— START OF DATA SHOWN —
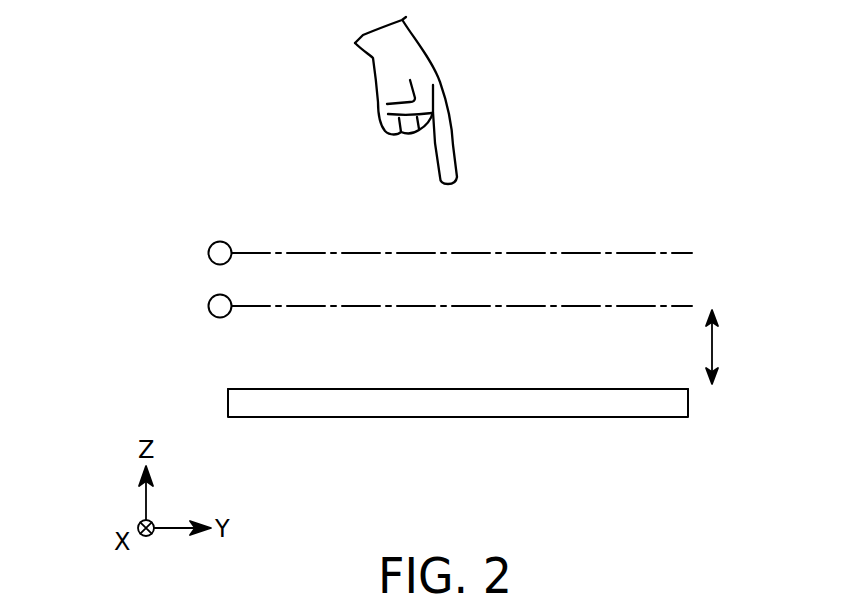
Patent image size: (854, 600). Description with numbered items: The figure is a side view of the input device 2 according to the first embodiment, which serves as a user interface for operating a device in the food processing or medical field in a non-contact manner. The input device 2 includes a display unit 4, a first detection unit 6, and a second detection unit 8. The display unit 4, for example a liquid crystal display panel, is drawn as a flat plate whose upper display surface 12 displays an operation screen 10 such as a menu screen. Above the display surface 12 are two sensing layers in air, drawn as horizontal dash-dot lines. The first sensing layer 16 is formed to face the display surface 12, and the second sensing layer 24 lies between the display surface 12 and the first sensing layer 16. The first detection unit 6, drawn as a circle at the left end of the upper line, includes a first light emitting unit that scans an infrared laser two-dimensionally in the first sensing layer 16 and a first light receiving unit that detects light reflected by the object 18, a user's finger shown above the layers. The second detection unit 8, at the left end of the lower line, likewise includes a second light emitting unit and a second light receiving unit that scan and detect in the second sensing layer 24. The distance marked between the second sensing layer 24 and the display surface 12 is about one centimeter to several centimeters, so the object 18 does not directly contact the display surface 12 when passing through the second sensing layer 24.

The input device 2 is at (660, 210).
The display unit 4 is at (433, 377).
The first detection unit 6 is at (370, 258).
The second detection unit 8 is at (370, 310).
The operation screen 10 is at (458, 376).
The display surface 12 is at (466, 389).
The first sensing layer 16 is at (402, 243).
The object 18 is at (447, 146).
The second sensing layer 24 is at (402, 298).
— END OF DATA SHOWN —
■ **THE EXERCISE**: Change every "side view" in the items above to "lateral view", and write out all the items again with nothing else altered. Leave the pictures out.

■ **COMPLETE OUTPUT**:
Patent image size: (854, 600). Description with numbered items: The figure is a lateral view of the input device 2 according to the first embodiment, which serves as a user interface for operating a device in the food processing or medical field in a non-contact manner. The input device 2 includes a display unit 4, a first detection unit 6, and a second detection unit 8. The display unit 4, for example a liquid crystal display panel, is drawn as a flat plate whose upper display surface 12 displays an operation screen 10 such as a menu screen. Above the display surface 12 are two sensing layers in air, drawn as horizontal dash-dot lines. The first sensing layer 16 is formed to face the display surface 12, and the second sensing layer 24 lies between the display surface 12 and the first sensing layer 16. The first detection unit 6, drawn as a circle at the left end of the upper line, includes a first light emitting unit that scans an infrared laser two-dimensionally in the first sensing layer 16 and a first light receiving unit that detects light reflected by the object 18, a user's finger shown above the layers. The second detection unit 8, at the left end of the lower line, likewise includes a second light emitting unit and a second light receiving unit that scan and detect in the second sensing layer 24. The distance marked between the second sensing layer 24 and the display surface 12 is about one centimeter to several centimeters, so the object 18 does not directly contact the display surface 12 when passing through the second sensing layer 24.

The input device 2 is at (660, 210).
The display unit 4 is at (433, 377).
The first detection unit 6 is at (370, 258).
The second detection unit 8 is at (370, 310).
The operation screen 10 is at (458, 376).
The display surface 12 is at (466, 389).
The first sensing layer 16 is at (402, 243).
The object 18 is at (447, 146).
The second sensing layer 24 is at (402, 298).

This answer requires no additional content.